● **Input material**:
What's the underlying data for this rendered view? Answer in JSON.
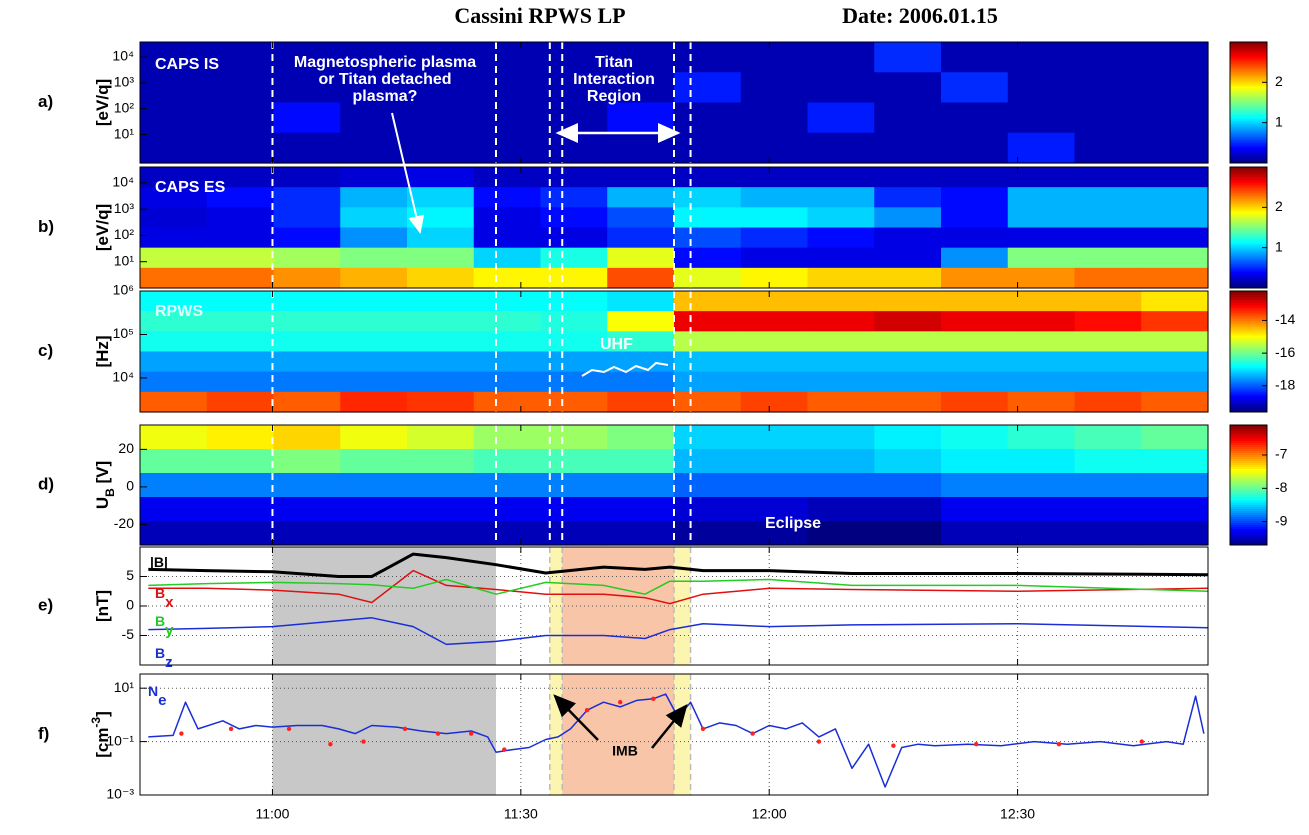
{
  "header": {
    "title": "Cassini RPWS LP",
    "date": "Date: 2006.01.15"
  },
  "dashed": [
    660,
    687,
    693.5,
    695,
    708.5,
    710.5
  ],
  "regions": [
    {
      "range": [
        660,
        687
      ],
      "color": "#c8c8c8"
    },
    {
      "range": [
        693.5,
        695
      ],
      "color": "#fbf5b0"
    },
    {
      "range": [
        695,
        708.5
      ],
      "color": "#f9c5a8"
    },
    {
      "range": [
        708.5,
        710.5
      ],
      "color": "#fbf5b0"
    }
  ],
  "chart_data": [
    {
      "type": "heatmap",
      "panel_label": "a)",
      "ylabel": [
        {
          "text": "[eV/q]"
        }
      ],
      "log": true,
      "note": "CAPS IS",
      "note_plasma": [
        "Magnetospheric plasma",
        "or Titan detached",
        "plasma?"
      ],
      "note_titan": [
        "Titan",
        "Interaction",
        "Region"
      ],
      "xlim": [
        644,
        773
      ],
      "xticks": [
        {
          "value": 660,
          "label": "11:00"
        },
        {
          "value": 690,
          "label": "11:30"
        },
        {
          "value": 720,
          "label": "12:00"
        },
        {
          "value": 750,
          "label": "12:30"
        }
      ],
      "ylim": [
        0.8,
        38000
      ],
      "yticks": [
        {
          "value": 10,
          "label": "10¹"
        },
        {
          "value": 100,
          "label": "10²"
        },
        {
          "value": 1000,
          "label": "10³"
        },
        {
          "value": 10000,
          "label": "10⁴"
        }
      ],
      "clim": [
        0,
        3
      ],
      "cticks": [
        1,
        2
      ],
      "dashed": true,
      "z": [
        [
          0.15,
          0.15,
          0.15,
          0.15,
          0.15,
          0.15,
          0.15,
          0.15,
          0.15,
          0.15,
          0.15,
          0.5,
          0.15,
          0.15,
          0.15,
          0.15
        ],
        [
          0.15,
          0.15,
          0.15,
          0.15,
          0.15,
          0.15,
          0.15,
          0.15,
          0.45,
          0.15,
          0.15,
          0.15,
          0.5,
          0.15,
          0.15,
          0.15
        ],
        [
          0.15,
          0.15,
          0.4,
          0.15,
          0.15,
          0.15,
          0.15,
          0.4,
          0.15,
          0.15,
          0.45,
          0.15,
          0.15,
          0.15,
          0.15,
          0.15
        ],
        [
          0.15,
          0.15,
          0.15,
          0.15,
          0.15,
          0.15,
          0.15,
          0.15,
          0.15,
          0.15,
          0.15,
          0.15,
          0.15,
          0.45,
          0.15,
          0.15
        ]
      ]
    },
    {
      "type": "heatmap",
      "panel_label": "b)",
      "ylabel": [
        {
          "text": "[eV/q]"
        }
      ],
      "log": true,
      "note": "CAPS ES",
      "xlim": [
        644,
        773
      ],
      "xticks": [
        {
          "value": 660,
          "label": "11:00"
        },
        {
          "value": 690,
          "label": "11:30"
        },
        {
          "value": 720,
          "label": "12:00"
        },
        {
          "value": 750,
          "label": "12:30"
        }
      ],
      "ylim": [
        1,
        40000
      ],
      "yticks": [
        {
          "value": 10,
          "label": "10¹"
        },
        {
          "value": 100,
          "label": "10²"
        },
        {
          "value": 1000,
          "label": "10³"
        },
        {
          "value": 10000,
          "label": "10⁴"
        }
      ],
      "clim": [
        0,
        3
      ],
      "cticks": [
        1,
        2
      ],
      "dashed": true,
      "z": [
        [
          0.2,
          0.2,
          0.2,
          0.25,
          0.3,
          0.2,
          0.2,
          0.2,
          0.2,
          0.2,
          0.2,
          0.2,
          0.2,
          0.2,
          0.2,
          0.2
        ],
        [
          0.3,
          0.4,
          0.5,
          0.9,
          1.0,
          0.4,
          0.5,
          0.9,
          1.0,
          0.9,
          0.9,
          0.5,
          0.4,
          0.9,
          0.9,
          0.9
        ],
        [
          0.25,
          0.3,
          0.5,
          1.0,
          1.1,
          0.3,
          0.4,
          0.6,
          1.1,
          1.1,
          1.0,
          0.8,
          0.4,
          0.9,
          0.9,
          0.9
        ],
        [
          0.3,
          0.3,
          0.4,
          0.8,
          1.0,
          0.3,
          0.3,
          0.5,
          0.6,
          0.5,
          0.4,
          0.3,
          0.3,
          0.3,
          0.3,
          0.3
        ],
        [
          1.7,
          1.7,
          1.6,
          1.5,
          1.5,
          1.0,
          1.2,
          1.8,
          0.4,
          0.3,
          0.3,
          0.3,
          0.8,
          1.5,
          1.5,
          1.5
        ],
        [
          2.3,
          2.3,
          2.2,
          2.1,
          2.0,
          1.9,
          1.9,
          2.4,
          1.8,
          1.9,
          2.0,
          2.0,
          2.2,
          2.2,
          2.3,
          2.3
        ]
      ]
    },
    {
      "type": "heatmap",
      "panel_label": "c)",
      "ylabel": [
        {
          "text": "[Hz]"
        }
      ],
      "log": true,
      "note": "RPWS",
      "note_uhf": "UHF",
      "xlim": [
        644,
        773
      ],
      "xticks": [
        {
          "value": 660,
          "label": "11:00"
        },
        {
          "value": 690,
          "label": "11:30"
        },
        {
          "value": 720,
          "label": "12:00"
        },
        {
          "value": 750,
          "label": "12:30"
        }
      ],
      "ylim": [
        1650,
        1000000
      ],
      "yticks": [
        {
          "value": 10000,
          "label": "10⁴"
        },
        {
          "value": 100000,
          "label": "10⁵"
        },
        {
          "value": 1000000,
          "label": "10⁶"
        }
      ],
      "clim": [
        -19.6,
        -12.2
      ],
      "cticks": [
        -14,
        -16,
        -18
      ],
      "dashed": true,
      "z": [
        [
          -16.8,
          -16.8,
          -16.8,
          -16.8,
          -16.8,
          -16.8,
          -16.8,
          -17,
          -14.5,
          -14.5,
          -14.5,
          -14.5,
          -14.5,
          -14.5,
          -14.5,
          -14.8
        ],
        [
          -16.5,
          -16.5,
          -16.5,
          -16.5,
          -16.5,
          -16.5,
          -16.6,
          -15,
          -13,
          -13,
          -13,
          -12.8,
          -13,
          -13,
          -13.2,
          -13.5
        ],
        [
          -16.7,
          -16.7,
          -16.7,
          -16.7,
          -16.7,
          -16.7,
          -16.7,
          -16.5,
          -15.5,
          -15.5,
          -15.5,
          -15.5,
          -15.5,
          -15.5,
          -15.5,
          -15.5
        ],
        [
          -17.5,
          -17.5,
          -17.5,
          -17.5,
          -17.5,
          -17.5,
          -17.5,
          -17.5,
          -17.3,
          -17.3,
          -17.3,
          -17.3,
          -17.3,
          -17.3,
          -17.3,
          -17.3
        ],
        [
          -17.8,
          -17.8,
          -17.8,
          -17.8,
          -17.8,
          -17.8,
          -17.8,
          -17.8,
          -17.5,
          -17.5,
          -17.5,
          -17.5,
          -17.5,
          -17.5,
          -17.5,
          -17.5
        ],
        [
          -13.8,
          -13.6,
          -13.8,
          -13.4,
          -13.5,
          -13.8,
          -13.8,
          -13.6,
          -13.8,
          -13.6,
          -13.8,
          -13.8,
          -13.6,
          -13.8,
          -13.6,
          -13.8
        ]
      ]
    },
    {
      "type": "heatmap",
      "panel_label": "d)",
      "ylabel": [
        {
          "text": "U"
        },
        {
          "text": "B",
          "sub": true
        },
        {
          "text": " [V]"
        }
      ],
      "log": false,
      "note": "Eclipse",
      "xlim": [
        644,
        773
      ],
      "xticks": [
        {
          "value": 660,
          "label": "11:00"
        },
        {
          "value": 690,
          "label": "11:30"
        },
        {
          "value": 720,
          "label": "12:00"
        },
        {
          "value": 750,
          "label": "12:30"
        }
      ],
      "ylim": [
        -31,
        33
      ],
      "yticks": [
        -20,
        0,
        20
      ],
      "clim": [
        -9.7,
        -6.1
      ],
      "cticks": [
        -7,
        -8,
        -9
      ],
      "dashed": true,
      "z": [
        [
          -7.5,
          -7.4,
          -7.3,
          -7.5,
          -7.6,
          -7.8,
          -7.8,
          -7.9,
          -8.5,
          -8.5,
          -8.5,
          -8.4,
          -8.3,
          -8.2,
          -8.1,
          -8.0
        ],
        [
          -8.0,
          -8.0,
          -7.9,
          -8.0,
          -8.0,
          -8.1,
          -8.1,
          -8.1,
          -8.6,
          -8.6,
          -8.6,
          -8.5,
          -8.4,
          -8.4,
          -8.3,
          -8.3
        ],
        [
          -8.8,
          -8.8,
          -8.8,
          -8.8,
          -8.8,
          -8.8,
          -8.8,
          -8.8,
          -8.9,
          -8.9,
          -8.9,
          -8.9,
          -8.8,
          -8.8,
          -8.8,
          -8.8
        ],
        [
          -9.3,
          -9.3,
          -9.3,
          -9.3,
          -9.3,
          -9.3,
          -9.3,
          -9.3,
          -9.4,
          -9.4,
          -9.5,
          -9.5,
          -9.3,
          -9.3,
          -9.3,
          -9.3
        ],
        [
          -9.5,
          -9.5,
          -9.5,
          -9.5,
          -9.5,
          -9.5,
          -9.5,
          -9.5,
          -9.6,
          -9.6,
          -9.8,
          -9.8,
          -9.5,
          -9.5,
          -9.5,
          -9.5
        ]
      ]
    },
    {
      "type": "line",
      "panel_label": "e)",
      "ylabel": [
        {
          "text": "[nT]"
        }
      ],
      "log": false,
      "grid": true,
      "shaded": true,
      "xlim": [
        644,
        773
      ],
      "xticks": [
        {
          "value": 660,
          "label": "11:00"
        },
        {
          "value": 690,
          "label": "11:30"
        },
        {
          "value": 720,
          "label": "12:00"
        },
        {
          "value": 750,
          "label": "12:30"
        }
      ],
      "ylim": [
        -10,
        10
      ],
      "yticks": [
        -5,
        0,
        5
      ],
      "x": [
        645,
        652,
        660,
        668,
        672,
        677,
        681,
        687,
        693,
        700,
        705,
        708,
        712,
        720,
        730,
        750,
        773
      ],
      "series": [
        {
          "name": "|B|",
          "color": "#000000",
          "width": 3,
          "values": [
            6.2,
            6.0,
            5.8,
            5.0,
            5.0,
            8.8,
            8.2,
            7.0,
            5.6,
            6.6,
            6.2,
            6.6,
            6.0,
            6.0,
            5.5,
            5.5,
            5.3
          ]
        },
        {
          "name": "B",
          "subscript": "x",
          "color": "#e01010",
          "width": 1.5,
          "values": [
            3.0,
            3.0,
            2.7,
            2.0,
            0.6,
            6.0,
            3.5,
            2.8,
            2.0,
            2.0,
            1.4,
            0.4,
            2.0,
            3.0,
            2.8,
            2.5,
            3.0
          ]
        },
        {
          "name": "B",
          "subscript": "y",
          "color": "#22cc22",
          "width": 1.5,
          "values": [
            3.5,
            3.8,
            4.0,
            3.8,
            3.6,
            3.0,
            4.5,
            2.0,
            4.0,
            3.5,
            2.0,
            4.2,
            4.2,
            4.5,
            3.5,
            3.5,
            2.5
          ]
        },
        {
          "name": "B",
          "subscript": "z",
          "color": "#1a2ed8",
          "width": 1.5,
          "values": [
            -4.0,
            -3.8,
            -3.5,
            -2.5,
            -2.0,
            -3.5,
            -6.5,
            -6.0,
            -5.0,
            -5.0,
            -5.5,
            -4.0,
            -3.0,
            -3.5,
            -3.2,
            -3.0,
            -3.7
          ]
        }
      ]
    },
    {
      "type": "line",
      "panel_label": "f)",
      "ylabel": [
        {
          "text": "[cm"
        },
        {
          "text": "-3",
          "sup": true
        },
        {
          "text": "]"
        }
      ],
      "log": true,
      "grid": true,
      "shaded": true,
      "show_xtick_labels": true,
      "note": "IMB",
      "xlim": [
        644,
        773
      ],
      "xticks": [
        {
          "value": 660,
          "label": "11:00"
        },
        {
          "value": 690,
          "label": "11:30"
        },
        {
          "value": 720,
          "label": "12:00"
        },
        {
          "value": 750,
          "label": "12:30"
        }
      ],
      "ylim": [
        0.001,
        34
      ],
      "yticks": [
        {
          "value": 0.001,
          "label": "10⁻³"
        },
        {
          "value": 0.1,
          "label": "10⁻¹"
        },
        {
          "value": 10,
          "label": "10¹"
        }
      ],
      "series": [
        {
          "name": "N",
          "subscript": "e",
          "color": "#1a2ed8",
          "width": 1.5,
          "x": [
            645,
            648,
            649.5,
            651,
            654,
            656,
            658,
            660,
            663,
            666,
            668,
            670,
            672,
            675,
            678,
            681,
            684,
            686,
            687,
            689,
            691,
            693,
            694.5,
            696,
            698,
            700,
            702,
            704,
            706,
            707.5,
            709,
            710.5,
            712,
            714,
            716,
            718,
            720,
            722,
            724,
            726,
            728,
            730,
            732,
            734,
            736,
            738,
            740,
            744,
            748,
            752,
            756,
            760,
            764,
            768,
            770,
            771.5,
            772.5
          ],
          "values": [
            0.15,
            0.17,
            3,
            0.3,
            0.6,
            0.3,
            0.4,
            0.35,
            0.4,
            0.4,
            0.3,
            0.2,
            0.4,
            0.35,
            0.25,
            0.2,
            0.25,
            0.15,
            0.04,
            0.05,
            0.06,
            0.12,
            0.15,
            0.3,
            1.5,
            3,
            2,
            3.5,
            4,
            6,
            0.8,
            3,
            0.3,
            0.5,
            0.4,
            0.2,
            0.4,
            0.3,
            0.5,
            0.15,
            0.3,
            0.01,
            0.08,
            0.002,
            0.06,
            0.08,
            0.07,
            0.08,
            0.07,
            0.1,
            0.08,
            0.1,
            0.07,
            0.1,
            0.08,
            5,
            0.2
          ]
        },
        {
          "color": "#ff2020",
          "markers": true,
          "x": [
            649,
            655,
            662,
            667,
            671,
            676,
            680,
            684,
            688,
            698,
            702,
            706,
            712,
            718,
            726,
            735,
            745,
            755,
            765
          ],
          "values": [
            0.2,
            0.3,
            0.3,
            0.08,
            0.1,
            0.3,
            0.2,
            0.2,
            0.05,
            1.5,
            3,
            4,
            0.3,
            0.2,
            0.1,
            0.07,
            0.08,
            0.08,
            0.1
          ]
        }
      ]
    }
  ]
}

● **What the exercise asks**:
Identify the lines that contain the string "color", and copy every one of them.

● **Exercise result**:
      "color": "#c8c8c8"
      "color": "#fbf5b0"
      "color": "#f9c5a8"
      "color": "#fbf5b0"
          "color": "#000000",
          "color": "#e01010",
          "color": "#22cc22",
          "color": "#1a2ed8",
          "color": "#1a2ed8",
          "color": "#ff2020",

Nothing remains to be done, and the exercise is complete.